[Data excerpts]

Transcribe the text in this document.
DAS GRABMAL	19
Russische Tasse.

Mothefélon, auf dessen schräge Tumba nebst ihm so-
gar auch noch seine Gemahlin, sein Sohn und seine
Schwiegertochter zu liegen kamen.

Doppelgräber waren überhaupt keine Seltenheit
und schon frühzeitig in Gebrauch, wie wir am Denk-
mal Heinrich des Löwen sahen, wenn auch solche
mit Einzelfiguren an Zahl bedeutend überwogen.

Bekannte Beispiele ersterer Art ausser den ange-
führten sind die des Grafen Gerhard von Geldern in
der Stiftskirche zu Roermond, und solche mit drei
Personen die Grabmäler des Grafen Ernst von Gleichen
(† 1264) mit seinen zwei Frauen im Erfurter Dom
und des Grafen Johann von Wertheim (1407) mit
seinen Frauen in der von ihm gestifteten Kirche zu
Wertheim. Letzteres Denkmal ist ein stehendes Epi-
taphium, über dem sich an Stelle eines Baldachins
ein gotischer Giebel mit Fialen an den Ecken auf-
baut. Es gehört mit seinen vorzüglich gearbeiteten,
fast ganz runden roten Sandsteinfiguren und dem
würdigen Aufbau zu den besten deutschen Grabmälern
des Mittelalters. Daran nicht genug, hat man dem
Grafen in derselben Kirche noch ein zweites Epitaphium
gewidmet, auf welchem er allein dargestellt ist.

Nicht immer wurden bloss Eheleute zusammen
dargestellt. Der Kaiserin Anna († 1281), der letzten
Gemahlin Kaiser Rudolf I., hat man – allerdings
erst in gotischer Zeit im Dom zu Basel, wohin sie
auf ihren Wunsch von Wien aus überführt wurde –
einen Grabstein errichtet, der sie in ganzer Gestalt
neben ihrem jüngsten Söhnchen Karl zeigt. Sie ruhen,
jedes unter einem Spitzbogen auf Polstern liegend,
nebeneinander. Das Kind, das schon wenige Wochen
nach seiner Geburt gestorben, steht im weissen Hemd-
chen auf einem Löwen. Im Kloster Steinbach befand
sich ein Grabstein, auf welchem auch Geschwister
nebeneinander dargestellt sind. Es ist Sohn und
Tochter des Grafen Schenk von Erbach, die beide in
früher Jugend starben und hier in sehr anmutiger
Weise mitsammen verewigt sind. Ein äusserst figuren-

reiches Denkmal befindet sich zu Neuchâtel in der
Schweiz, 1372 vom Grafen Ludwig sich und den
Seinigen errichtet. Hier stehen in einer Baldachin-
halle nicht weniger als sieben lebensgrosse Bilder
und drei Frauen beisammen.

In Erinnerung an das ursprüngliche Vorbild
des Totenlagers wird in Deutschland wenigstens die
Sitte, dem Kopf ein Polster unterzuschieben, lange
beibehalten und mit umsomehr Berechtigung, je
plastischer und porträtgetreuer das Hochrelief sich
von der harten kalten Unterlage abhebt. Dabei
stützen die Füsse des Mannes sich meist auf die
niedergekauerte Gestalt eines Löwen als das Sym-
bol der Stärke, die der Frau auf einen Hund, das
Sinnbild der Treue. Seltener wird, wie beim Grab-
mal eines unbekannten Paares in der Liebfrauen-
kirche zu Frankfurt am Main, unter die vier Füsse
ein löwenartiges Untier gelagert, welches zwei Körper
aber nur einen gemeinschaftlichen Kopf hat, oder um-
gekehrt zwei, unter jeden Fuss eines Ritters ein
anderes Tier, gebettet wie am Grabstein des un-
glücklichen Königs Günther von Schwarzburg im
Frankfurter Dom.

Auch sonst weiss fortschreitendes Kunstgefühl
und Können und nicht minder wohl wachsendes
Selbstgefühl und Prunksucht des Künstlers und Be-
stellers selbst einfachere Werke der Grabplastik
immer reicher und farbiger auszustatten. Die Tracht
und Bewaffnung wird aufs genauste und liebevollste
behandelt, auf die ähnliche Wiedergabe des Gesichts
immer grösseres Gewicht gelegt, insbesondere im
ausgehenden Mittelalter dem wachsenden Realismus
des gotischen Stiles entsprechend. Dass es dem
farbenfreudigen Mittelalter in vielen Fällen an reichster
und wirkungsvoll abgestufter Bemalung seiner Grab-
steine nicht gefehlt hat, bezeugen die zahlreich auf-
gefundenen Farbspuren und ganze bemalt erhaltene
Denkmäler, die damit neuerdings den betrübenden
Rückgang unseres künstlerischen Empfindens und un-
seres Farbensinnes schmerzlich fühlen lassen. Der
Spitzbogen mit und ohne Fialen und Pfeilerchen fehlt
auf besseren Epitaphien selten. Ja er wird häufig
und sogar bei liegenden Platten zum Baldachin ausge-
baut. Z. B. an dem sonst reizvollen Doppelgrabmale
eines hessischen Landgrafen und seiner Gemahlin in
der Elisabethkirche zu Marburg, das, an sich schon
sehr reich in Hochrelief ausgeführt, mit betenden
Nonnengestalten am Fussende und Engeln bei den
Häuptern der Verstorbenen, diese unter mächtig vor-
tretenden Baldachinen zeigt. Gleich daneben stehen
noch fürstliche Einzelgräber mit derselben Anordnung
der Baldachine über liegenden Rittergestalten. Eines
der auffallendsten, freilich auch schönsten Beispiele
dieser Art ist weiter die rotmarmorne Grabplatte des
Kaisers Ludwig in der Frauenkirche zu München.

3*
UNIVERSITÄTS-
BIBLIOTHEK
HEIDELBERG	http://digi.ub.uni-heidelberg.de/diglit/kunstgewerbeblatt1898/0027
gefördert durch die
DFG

■ **WHAT YOU HAVE TO DO**: Copy down the whole of the data above, matching it exactly.

■ **THE REPLY**:
Transcribe the text in this document.
DAS GRABMAL	19
Russische Tasse.

Mothefélon, auf dessen schräge Tumba nebst ihm so-
gar auch noch seine Gemahlin, sein Sohn und seine
Schwiegertochter zu liegen kamen.

Doppelgräber waren überhaupt keine Seltenheit
und schon frühzeitig in Gebrauch, wie wir am Denk-
mal Heinrich des Löwen sahen, wenn auch solche
mit Einzelfiguren an Zahl bedeutend überwogen.

Bekannte Beispiele ersterer Art ausser den ange-
führten sind die des Grafen Gerhard von Geldern in
der Stiftskirche zu Roermond, und solche mit drei
Personen die Grabmäler des Grafen Ernst von Gleichen
(† 1264) mit seinen zwei Frauen im Erfurter Dom
und des Grafen Johann von Wertheim (1407) mit
seinen Frauen in der von ihm gestifteten Kirche zu
Wertheim. Letzteres Denkmal ist ein stehendes Epi-
taphium, über dem sich an Stelle eines Baldachins
ein gotischer Giebel mit Fialen an den Ecken auf-
baut. Es gehört mit seinen vorzüglich gearbeiteten,
fast ganz runden roten Sandsteinfiguren und dem
würdigen Aufbau zu den besten deutschen Grabmälern
des Mittelalters. Daran nicht genug, hat man dem
Grafen in derselben Kirche noch ein zweites Epitaphium
gewidmet, auf welchem er allein dargestellt ist.

Nicht immer wurden bloss Eheleute zusammen
dargestellt. Der Kaiserin Anna († 1281), der letzten
Gemahlin Kaiser Rudolf I., hat man – allerdings
erst in gotischer Zeit im Dom zu Basel, wohin sie
auf ihren Wunsch von Wien aus überführt wurde –
einen Grabstein errichtet, der sie in ganzer Gestalt
neben ihrem jüngsten Söhnchen Karl zeigt. Sie ruhen,
jedes unter einem Spitzbogen auf Polstern liegend,
nebeneinander. Das Kind, das schon wenige Wochen
nach seiner Geburt gestorben, steht im weissen Hemd-
chen auf einem Löwen. Im Kloster Steinbach befand
sich ein Grabstein, auf welchem auch Geschwister
nebeneinander dargestellt sind. Es ist Sohn und
Tochter des Grafen Schenk von Erbach, die beide in
früher Jugend starben und hier in sehr anmutiger
Weise mitsammen verewigt sind. Ein äusserst figuren-

reiches Denkmal befindet sich zu Neuchâtel in der
Schweiz, 1372 vom Grafen Ludwig sich und den
Seinigen errichtet. Hier stehen in einer Baldachin-
halle nicht weniger als sieben lebensgrosse Bilder
und drei Frauen beisammen.

In Erinnerung an das ursprüngliche Vorbild
des Totenlagers wird in Deutschland wenigstens die
Sitte, dem Kopf ein Polster unterzuschieben, lange
beibehalten und mit umsomehr Berechtigung, je
plastischer und porträtgetreuer das Hochrelief sich
von der harten kalten Unterlage abhebt. Dabei
stützen die Füsse des Mannes sich meist auf die
niedergekauerte Gestalt eines Löwen als das Sym-
bol der Stärke, die der Frau auf einen Hund, das
Sinnbild der Treue. Seltener wird, wie beim Grab-
mal eines unbekannten Paares in der Liebfrauen-
kirche zu Frankfurt am Main, unter die vier Füsse
ein löwenartiges Untier gelagert, welches zwei Körper
aber nur einen gemeinschaftlichen Kopf hat, oder um-
gekehrt zwei, unter jeden Fuss eines Ritters ein
anderes Tier, gebettet wie am Grabstein des un-
glücklichen Königs Günther von Schwarzburg im
Frankfurter Dom.

Auch sonst weiss fortschreitendes Kunstgefühl
und Können und nicht minder wohl wachsendes
Selbstgefühl und Prunksucht des Künstlers und Be-
stellers selbst einfachere Werke der Grabplastik
immer reicher und farbiger auszustatten. Die Tracht
und Bewaffnung wird aufs genauste und liebevollste
behandelt, auf die ähnliche Wiedergabe des Gesichts
immer grösseres Gewicht gelegt, insbesondere im
ausgehenden Mittelalter dem wachsenden Realismus
des gotischen Stiles entsprechend. Dass es dem
farbenfreudigen Mittelalter in vielen Fällen an reichster
und wirkungsvoll abgestufter Bemalung seiner Grab-
steine nicht gefehlt hat, bezeugen die zahlreich auf-
gefundenen Farbspuren und ganze bemalt erhaltene
Denkmäler, die damit neuerdings den betrübenden
Rückgang unseres künstlerischen Empfindens und un-
seres Farbensinnes schmerzlich fühlen lassen. Der
Spitzbogen mit und ohne Fialen und Pfeilerchen fehlt
auf besseren Epitaphien selten. Ja er wird häufig
und sogar bei liegenden Platten zum Baldachin ausge-
baut. Z. B. an dem sonst reizvollen Doppelgrabmale
eines hessischen Landgrafen und seiner Gemahlin in
der Elisabethkirche zu Marburg, das, an sich schon
sehr reich in Hochrelief ausgeführt, mit betenden
Nonnengestalten am Fussende und Engeln bei den
Häuptern der Verstorbenen, diese unter mächtig vor-
tretenden Baldachinen zeigt. Gleich daneben stehen
noch fürstliche Einzelgräber mit derselben Anordnung
der Baldachine über liegenden Rittergestalten. Eines
der auffallendsten, freilich auch schönsten Beispiele
dieser Art ist weiter die rotmarmorne Grabplatte des
Kaisers Ludwig in der Frauenkirche zu München.

3*
UNIVERSITÄTS-
BIBLIOTHEK
HEIDELBERG	http://digi.ub.uni-heidelberg.de/diglit/kunstgewerbeblatt1898/0027
gefördert durch die
DFG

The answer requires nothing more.